Texte présenté:
_ _ _

Cinquante ans après la mort de Pagnol, il était temps de revoir sur grand écran les œuvres originales, pour mieux se rendre compte que, malgré le temps qui passe, elles tiennent toujours le coup. Et valent beaucoup mieux que ce qui a été refait depuis.
Pour rendre hommage à l’auteur immortel — et académicien —, le cinéma Gérard-Philipe projette La Fille du puisatier (1940) le 22 août à 14h15 et Le Schpountz (1938) le 29 août à 14h15.
Chez Pagnol, ce sont avant tout les acteurs qui attirent les premiers regards. Et, avec La Fille du puisatier, on est servi : Raimu, Fernandel, Charpin, Milly Mathis, Marcel Maupi, Charles Blavette, autant de personnalités croisées dans de nombreux films de Pagnol et qui amènent à l’écran tout ce qui fait le piquant des habitants du bassin méditerranéen : la faconde, l’emphase, la générosité, la mauvaise foi, les grands principes et, bien sûr, l’assent qui sent bon la garrigue. Là encore, comme dans Angèle et comme pour la Fanny de la trilogie, il est question d’une jeune fille (Josette Day) qui succombe aux charmes d’un garçon (Georges Grey) et tombe enceinte. Sur une trame somme toute habituelle dans son œuvre, Pagnol en profite pour parler de la guerre (contemporaine, puisque le film sort en décembre 1940 en zone libre et en avril 1941 en zone occupée) et de classes sociales, avec le mépris affiché des parents du garçon, des commerçants aisés (Charpin et Line Noro) pour le père de la fille (Raimu), simple puisatier. Les grands sentiments et la richesse des dialogues de Pagnol font le reste.
Le Schpountz est beaucoup plus grinçant. Fernandel incarne un commis d’épicerie travaillant pour son oncle (encore une fois Charpin, toujours formidable dans sa façon de pontifier) et rêvant d’un autre destin. Car Irénée (Fernandel, donc) pense qu’il est fait pour être acteur. Or, serait-ce la chance qui vient cogner à sa porte, une équipe de cinéma de Paris débarque justement dans le petit village et, immédiatement, flaire un schpountz, c’est-à-dire un benêt dont tous vont pouvoir se jouer.

_ _ _

Matériel fourni:
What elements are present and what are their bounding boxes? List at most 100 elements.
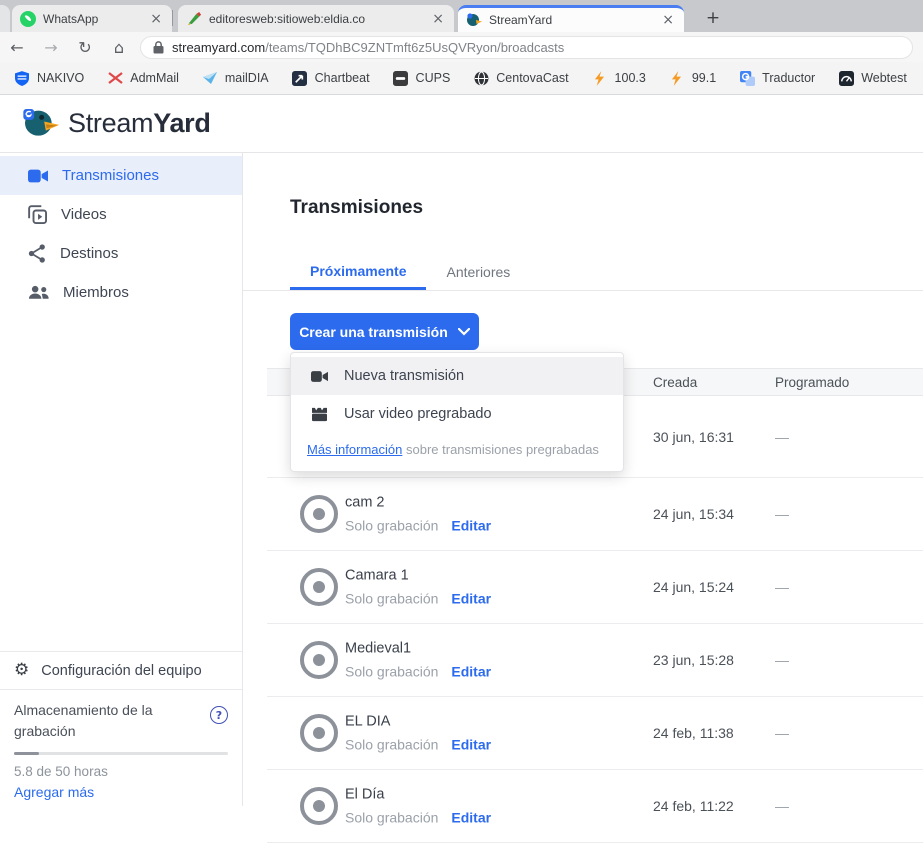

_ _ _

Objectif A: Réécrivez, dans le texte présenté, la partie qui s'ouvre sur les mots contenant "Cinquante ans après" et se termine par "août à 14h15.", en remplaçant "académicien" par "membre de l'Académie française".
Objectif B: D'après le texte présenté, quel jour et à quelle heure le cinéma Gérard-Philipe projette-t-il Le Schpountz ?
Objectif C: Traduisez en anglais, s'il vous plaît, cette phrase du texte présenté : « Car Irénée (Fernandel, donc) pense qu'il est fait pour être acteur. »

Corrigé détaillé A:
Cinquante ans après la mort de Pagnol, il était temps de revoir sur grand écran les œuvres originales, pour mieux se rendre compte que, malgré le temps qui passe, elles tiennent toujours le coup. Et valent beaucoup mieux que ce qui a été refait depuis.
Pour rendre hommage à l’auteur immortel — et membre de l'Académie française —, le cinéma Gérard-Philipe projette La Fille du puisatier (1940) le 22 août à 14h15 et Le Schpountz (1938) le 29 août à 14h15.

Corrigé détaillé B: Le 29 août à 14h15.

Corrigé détaillé C: For Irénée (Fernandel, that is) thinks he is cut out to be an actor.